▶ Goal
Pick out each line of the records that includes the string "Output", and copy it.

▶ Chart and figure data
[start]
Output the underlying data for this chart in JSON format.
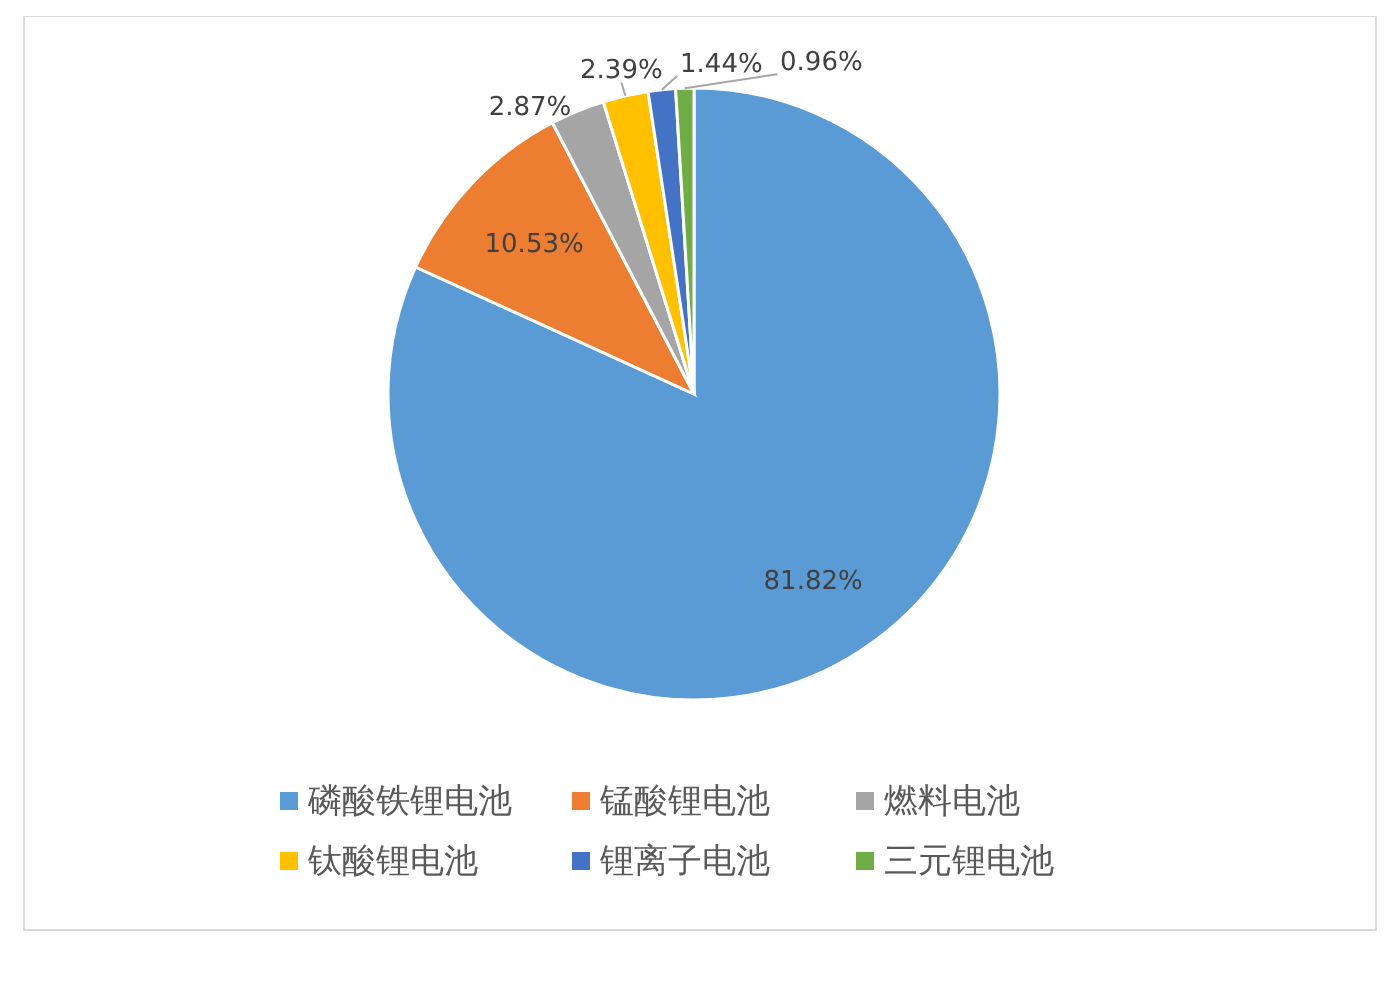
{
  "chart_data": {
    "type": "pie",
    "categories": [
      "磷酸铁锂电池",
      "锰酸锂电池",
      "燃料电池",
      "钛酸锂电池",
      "锂离子电池",
      "三元锂电池"
    ],
    "values": [
      81.82,
      10.53,
      2.87,
      2.39,
      1.44,
      0.96
    ],
    "value_labels": [
      "81.82%",
      "10.53%",
      "2.87%",
      "2.39%",
      "1.44%",
      "0.96%"
    ],
    "colors": [
      "#5b9bd5",
      "#ed7d31",
      "#a5a5a5",
      "#ffc000",
      "#4472c4",
      "#70ad47"
    ],
    "legend": "bottom"
  }
}
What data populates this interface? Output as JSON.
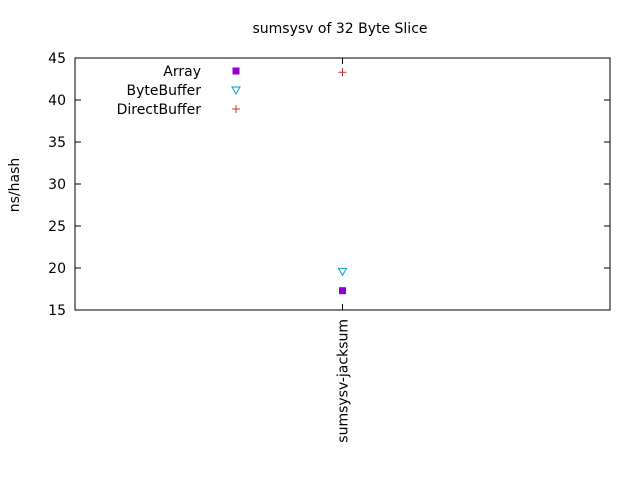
{
  "chart_data": {
    "type": "scatter",
    "title": "sumsysv of 32 Byte Slice",
    "ylabel": "ns/hash",
    "xlabel": "",
    "categories": [
      "sumsysv-jacksum"
    ],
    "ylim": [
      15,
      45
    ],
    "yticks": [
      15,
      20,
      25,
      30,
      35,
      40,
      45
    ],
    "grid": false,
    "legend_position": "top-left",
    "series": [
      {
        "name": "Array",
        "marker": "filled-square",
        "color": "#9400d3",
        "values": [
          17.3
        ]
      },
      {
        "name": "ByteBuffer",
        "marker": "open-triangle-down",
        "color": "#009ec8",
        "values": [
          19.6
        ]
      },
      {
        "name": "DirectBuffer",
        "marker": "plus",
        "color": "#c0392b",
        "values": [
          43.3
        ]
      }
    ]
  }
}
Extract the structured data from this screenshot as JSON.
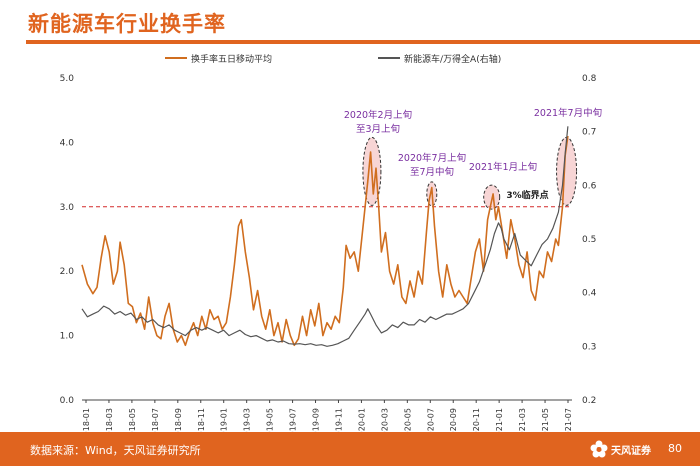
{
  "page": {
    "title": "新能源车行业换手率",
    "source": "数据来源：Wind，天风证券研究所",
    "logo_text": "天风证券",
    "page_number": "80"
  },
  "colors": {
    "accent": "#e0641f",
    "turnover_line": "#d06e1f",
    "index_line": "#555555",
    "threshold": "#d42a2a",
    "annotation_text": "#7a2fa0",
    "highlight_fill": "#f2b9b9"
  },
  "chart_data": {
    "type": "line",
    "legend": [
      "换手率五日移动平均",
      "新能源车/万得全A(右轴)"
    ],
    "legend_position": "top",
    "x_tick_labels": [
      "2018-01",
      "2018-03",
      "2018-05",
      "2018-07",
      "2018-09",
      "2018-11",
      "2019-01",
      "2019-03",
      "2019-05",
      "2019-07",
      "2019-09",
      "2019-11",
      "2020-01",
      "2020-03",
      "2020-05",
      "2020-07",
      "2020-09",
      "2020-11",
      "2021-01",
      "2021-03",
      "2021-05",
      "2021-07"
    ],
    "y_left": {
      "min": 0.0,
      "max": 5.0,
      "ticks": [
        "0.0",
        "1.0",
        "2.0",
        "3.0",
        "4.0",
        "5.0"
      ]
    },
    "y_right": {
      "min": 0.2,
      "max": 0.8,
      "ticks": [
        "0.2",
        "0.3",
        "0.4",
        "0.5",
        "0.6",
        "0.7",
        "0.8"
      ]
    },
    "grid": false,
    "threshold": {
      "value": 3.0,
      "label": "3%临界点"
    },
    "series": [
      {
        "name": "换手率五日移动平均",
        "axis": "left",
        "points": [
          [
            2018.0,
            2.1
          ],
          [
            2018.04,
            1.8
          ],
          [
            2018.08,
            1.65
          ],
          [
            2018.11,
            1.75
          ],
          [
            2018.14,
            2.2
          ],
          [
            2018.17,
            2.55
          ],
          [
            2018.2,
            2.3
          ],
          [
            2018.23,
            1.8
          ],
          [
            2018.26,
            2.0
          ],
          [
            2018.28,
            2.45
          ],
          [
            2018.31,
            2.1
          ],
          [
            2018.34,
            1.5
          ],
          [
            2018.37,
            1.45
          ],
          [
            2018.4,
            1.2
          ],
          [
            2018.43,
            1.35
          ],
          [
            2018.46,
            1.1
          ],
          [
            2018.49,
            1.6
          ],
          [
            2018.52,
            1.2
          ],
          [
            2018.55,
            1.0
          ],
          [
            2018.58,
            0.95
          ],
          [
            2018.61,
            1.3
          ],
          [
            2018.64,
            1.5
          ],
          [
            2018.67,
            1.1
          ],
          [
            2018.7,
            0.9
          ],
          [
            2018.73,
            1.0
          ],
          [
            2018.76,
            0.85
          ],
          [
            2018.79,
            1.05
          ],
          [
            2018.82,
            1.2
          ],
          [
            2018.85,
            1.0
          ],
          [
            2018.88,
            1.3
          ],
          [
            2018.91,
            1.1
          ],
          [
            2018.94,
            1.4
          ],
          [
            2018.97,
            1.25
          ],
          [
            2019.0,
            1.3
          ],
          [
            2019.03,
            1.1
          ],
          [
            2019.06,
            1.2
          ],
          [
            2019.09,
            1.6
          ],
          [
            2019.12,
            2.1
          ],
          [
            2019.15,
            2.7
          ],
          [
            2019.17,
            2.8
          ],
          [
            2019.2,
            2.3
          ],
          [
            2019.23,
            1.9
          ],
          [
            2019.26,
            1.4
          ],
          [
            2019.29,
            1.7
          ],
          [
            2019.32,
            1.3
          ],
          [
            2019.35,
            1.1
          ],
          [
            2019.38,
            1.4
          ],
          [
            2019.41,
            1.0
          ],
          [
            2019.44,
            1.2
          ],
          [
            2019.47,
            0.9
          ],
          [
            2019.5,
            1.25
          ],
          [
            2019.53,
            1.0
          ],
          [
            2019.56,
            0.85
          ],
          [
            2019.59,
            0.95
          ],
          [
            2019.62,
            1.3
          ],
          [
            2019.65,
            1.0
          ],
          [
            2019.68,
            1.4
          ],
          [
            2019.71,
            1.15
          ],
          [
            2019.74,
            1.5
          ],
          [
            2019.77,
            1.0
          ],
          [
            2019.8,
            1.2
          ],
          [
            2019.83,
            1.1
          ],
          [
            2019.86,
            1.3
          ],
          [
            2019.89,
            1.2
          ],
          [
            2019.92,
            1.75
          ],
          [
            2019.94,
            2.4
          ],
          [
            2019.97,
            2.2
          ],
          [
            2020.0,
            2.3
          ],
          [
            2020.03,
            2.0
          ],
          [
            2020.06,
            2.6
          ],
          [
            2020.08,
            3.0
          ],
          [
            2020.1,
            3.4
          ],
          [
            2020.12,
            3.85
          ],
          [
            2020.14,
            3.2
          ],
          [
            2020.16,
            3.6
          ],
          [
            2020.18,
            3.0
          ],
          [
            2020.2,
            2.3
          ],
          [
            2020.23,
            2.6
          ],
          [
            2020.26,
            2.0
          ],
          [
            2020.29,
            1.8
          ],
          [
            2020.32,
            2.1
          ],
          [
            2020.35,
            1.6
          ],
          [
            2020.38,
            1.5
          ],
          [
            2020.41,
            1.85
          ],
          [
            2020.44,
            1.6
          ],
          [
            2020.47,
            2.0
          ],
          [
            2020.5,
            1.8
          ],
          [
            2020.53,
            2.6
          ],
          [
            2020.55,
            3.1
          ],
          [
            2020.57,
            3.3
          ],
          [
            2020.59,
            2.7
          ],
          [
            2020.62,
            2.0
          ],
          [
            2020.65,
            1.6
          ],
          [
            2020.68,
            2.1
          ],
          [
            2020.71,
            1.8
          ],
          [
            2020.74,
            1.6
          ],
          [
            2020.77,
            1.7
          ],
          [
            2020.8,
            1.6
          ],
          [
            2020.83,
            1.5
          ],
          [
            2020.86,
            1.9
          ],
          [
            2020.89,
            2.3
          ],
          [
            2020.92,
            2.5
          ],
          [
            2020.95,
            2.0
          ],
          [
            2020.98,
            2.8
          ],
          [
            2021.0,
            3.0
          ],
          [
            2021.02,
            3.2
          ],
          [
            2021.04,
            2.8
          ],
          [
            2021.06,
            3.0
          ],
          [
            2021.09,
            2.6
          ],
          [
            2021.12,
            2.2
          ],
          [
            2021.15,
            2.8
          ],
          [
            2021.18,
            2.5
          ],
          [
            2021.21,
            2.1
          ],
          [
            2021.24,
            1.9
          ],
          [
            2021.27,
            2.3
          ],
          [
            2021.3,
            1.7
          ],
          [
            2021.33,
            1.55
          ],
          [
            2021.36,
            2.0
          ],
          [
            2021.39,
            1.9
          ],
          [
            2021.42,
            2.3
          ],
          [
            2021.45,
            2.15
          ],
          [
            2021.48,
            2.5
          ],
          [
            2021.5,
            2.4
          ],
          [
            2021.53,
            3.0
          ],
          [
            2021.55,
            3.8
          ],
          [
            2021.57,
            4.1
          ]
        ]
      },
      {
        "name": "新能源车/万得全A(右轴)",
        "axis": "right",
        "points": [
          [
            2018.0,
            0.37
          ],
          [
            2018.04,
            0.355
          ],
          [
            2018.08,
            0.36
          ],
          [
            2018.12,
            0.365
          ],
          [
            2018.16,
            0.375
          ],
          [
            2018.2,
            0.37
          ],
          [
            2018.24,
            0.36
          ],
          [
            2018.28,
            0.365
          ],
          [
            2018.32,
            0.358
          ],
          [
            2018.36,
            0.362
          ],
          [
            2018.4,
            0.35
          ],
          [
            2018.44,
            0.355
          ],
          [
            2018.48,
            0.345
          ],
          [
            2018.52,
            0.35
          ],
          [
            2018.56,
            0.34
          ],
          [
            2018.6,
            0.335
          ],
          [
            2018.64,
            0.34
          ],
          [
            2018.68,
            0.33
          ],
          [
            2018.72,
            0.325
          ],
          [
            2018.76,
            0.32
          ],
          [
            2018.8,
            0.33
          ],
          [
            2018.84,
            0.335
          ],
          [
            2018.88,
            0.33
          ],
          [
            2018.92,
            0.335
          ],
          [
            2018.96,
            0.33
          ],
          [
            2019.0,
            0.325
          ],
          [
            2019.04,
            0.33
          ],
          [
            2019.08,
            0.32
          ],
          [
            2019.12,
            0.325
          ],
          [
            2019.16,
            0.33
          ],
          [
            2019.2,
            0.322
          ],
          [
            2019.24,
            0.318
          ],
          [
            2019.28,
            0.32
          ],
          [
            2019.32,
            0.315
          ],
          [
            2019.36,
            0.31
          ],
          [
            2019.4,
            0.312
          ],
          [
            2019.44,
            0.308
          ],
          [
            2019.48,
            0.31
          ],
          [
            2019.52,
            0.305
          ],
          [
            2019.56,
            0.304
          ],
          [
            2019.6,
            0.305
          ],
          [
            2019.64,
            0.303
          ],
          [
            2019.68,
            0.305
          ],
          [
            2019.72,
            0.302
          ],
          [
            2019.76,
            0.303
          ],
          [
            2019.8,
            0.3
          ],
          [
            2019.84,
            0.302
          ],
          [
            2019.88,
            0.305
          ],
          [
            2019.92,
            0.31
          ],
          [
            2019.96,
            0.315
          ],
          [
            2020.0,
            0.33
          ],
          [
            2020.04,
            0.345
          ],
          [
            2020.08,
            0.36
          ],
          [
            2020.1,
            0.37
          ],
          [
            2020.12,
            0.36
          ],
          [
            2020.16,
            0.34
          ],
          [
            2020.2,
            0.325
          ],
          [
            2020.24,
            0.33
          ],
          [
            2020.28,
            0.34
          ],
          [
            2020.32,
            0.335
          ],
          [
            2020.36,
            0.345
          ],
          [
            2020.4,
            0.34
          ],
          [
            2020.44,
            0.34
          ],
          [
            2020.48,
            0.35
          ],
          [
            2020.52,
            0.345
          ],
          [
            2020.56,
            0.355
          ],
          [
            2020.6,
            0.35
          ],
          [
            2020.64,
            0.355
          ],
          [
            2020.68,
            0.36
          ],
          [
            2020.72,
            0.36
          ],
          [
            2020.76,
            0.365
          ],
          [
            2020.8,
            0.37
          ],
          [
            2020.84,
            0.38
          ],
          [
            2020.88,
            0.4
          ],
          [
            2020.92,
            0.42
          ],
          [
            2020.96,
            0.45
          ],
          [
            2021.0,
            0.48
          ],
          [
            2021.03,
            0.51
          ],
          [
            2021.06,
            0.53
          ],
          [
            2021.08,
            0.52
          ],
          [
            2021.1,
            0.5
          ],
          [
            2021.14,
            0.48
          ],
          [
            2021.18,
            0.51
          ],
          [
            2021.22,
            0.47
          ],
          [
            2021.26,
            0.46
          ],
          [
            2021.3,
            0.45
          ],
          [
            2021.34,
            0.47
          ],
          [
            2021.38,
            0.49
          ],
          [
            2021.42,
            0.5
          ],
          [
            2021.46,
            0.52
          ],
          [
            2021.5,
            0.55
          ],
          [
            2021.53,
            0.6
          ],
          [
            2021.55,
            0.66
          ],
          [
            2021.57,
            0.71
          ]
        ]
      }
    ],
    "annotations": [
      {
        "text": [
          "2020年2月上旬",
          "至3月上旬"
        ],
        "x": 2020.12,
        "y": 3.2
      },
      {
        "text": [
          "2020年7月上旬",
          "至7月中旬"
        ],
        "x": 2020.56,
        "y": 3.2
      },
      {
        "text": [
          "2021年1月上旬"
        ],
        "x": 2021.01,
        "y": 3.1
      },
      {
        "text": [
          "2021年7月中旬"
        ],
        "x": 2021.56,
        "y": 3.6
      }
    ]
  }
}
[end]
▶ Task solution
Output the underlying data for this chart in JSON format.
What data populates this interface? Output as JSON.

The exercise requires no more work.